***** LISTING *****

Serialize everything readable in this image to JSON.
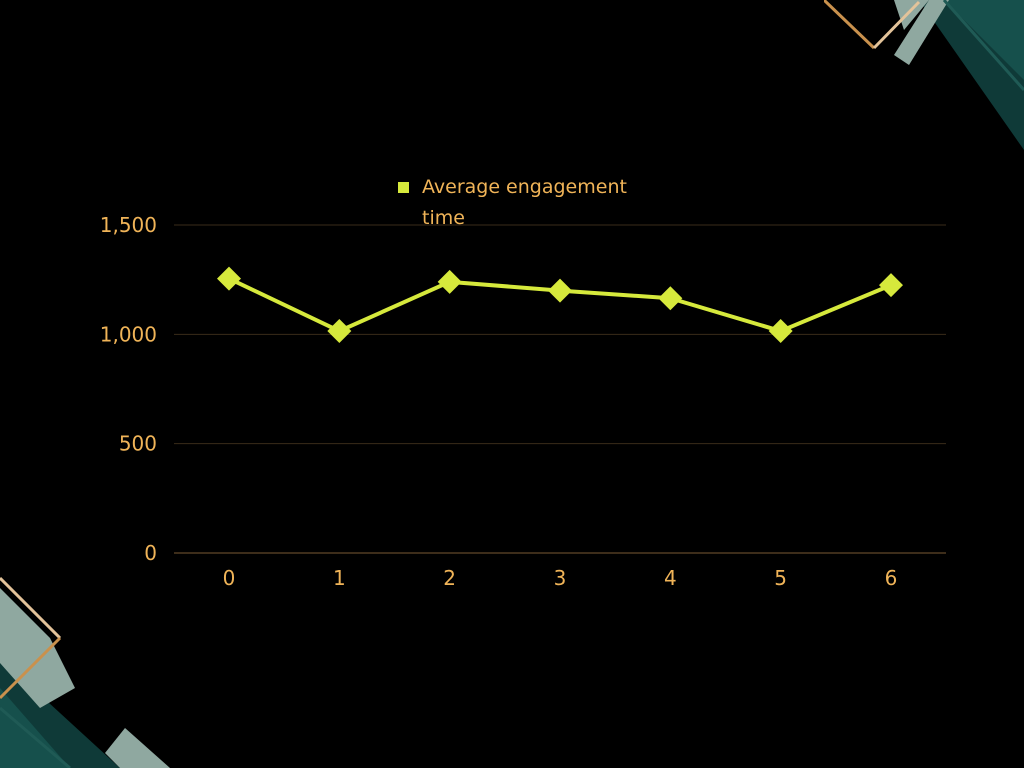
{
  "chart_data": {
    "type": "line",
    "x": [
      0,
      1,
      2,
      3,
      4,
      5,
      6
    ],
    "series": [
      {
        "name": "Average engagement time",
        "values": [
          1255,
          1015,
          1240,
          1200,
          1165,
          1015,
          1225
        ]
      }
    ],
    "ylim": [
      0,
      1500
    ],
    "y_ticks": [
      0,
      500,
      1000,
      1500
    ],
    "y_tick_labels": [
      "0",
      "500",
      "1,000",
      "1,500"
    ],
    "x_tick_labels": [
      "0",
      "1",
      "2",
      "3",
      "4",
      "5",
      "6"
    ],
    "grid": "horizontal",
    "legend_position": "top-center",
    "legend_lines": [
      "Average engagement",
      "time"
    ]
  },
  "colors": {
    "background": "#000000",
    "series": "#d6e93c",
    "text": "#f0b458",
    "gridline": "#3a2b1a",
    "baseline": "#7a5a33"
  }
}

*****

**AIM:**
Reproduce each line exactly, please, except for any pictures.

**CORRECT RESPONSE:**
Serialize everything readable in this image to JSON.
{
  "chart_data": {
    "type": "line",
    "x": [
      0,
      1,
      2,
      3,
      4,
      5,
      6
    ],
    "series": [
      {
        "name": "Average engagement time",
        "values": [
          1255,
          1015,
          1240,
          1200,
          1165,
          1015,
          1225
        ]
      }
    ],
    "ylim": [
      0,
      1500
    ],
    "y_ticks": [
      0,
      500,
      1000,
      1500
    ],
    "y_tick_labels": [
      "0",
      "500",
      "1,000",
      "1,500"
    ],
    "x_tick_labels": [
      "0",
      "1",
      "2",
      "3",
      "4",
      "5",
      "6"
    ],
    "grid": "horizontal",
    "legend_position": "top-center",
    "legend_lines": [
      "Average engagement",
      "time"
    ]
  },
  "colors": {
    "background": "#000000",
    "series": "#d6e93c",
    "text": "#f0b458",
    "gridline": "#3a2b1a",
    "baseline": "#7a5a33"
  }
}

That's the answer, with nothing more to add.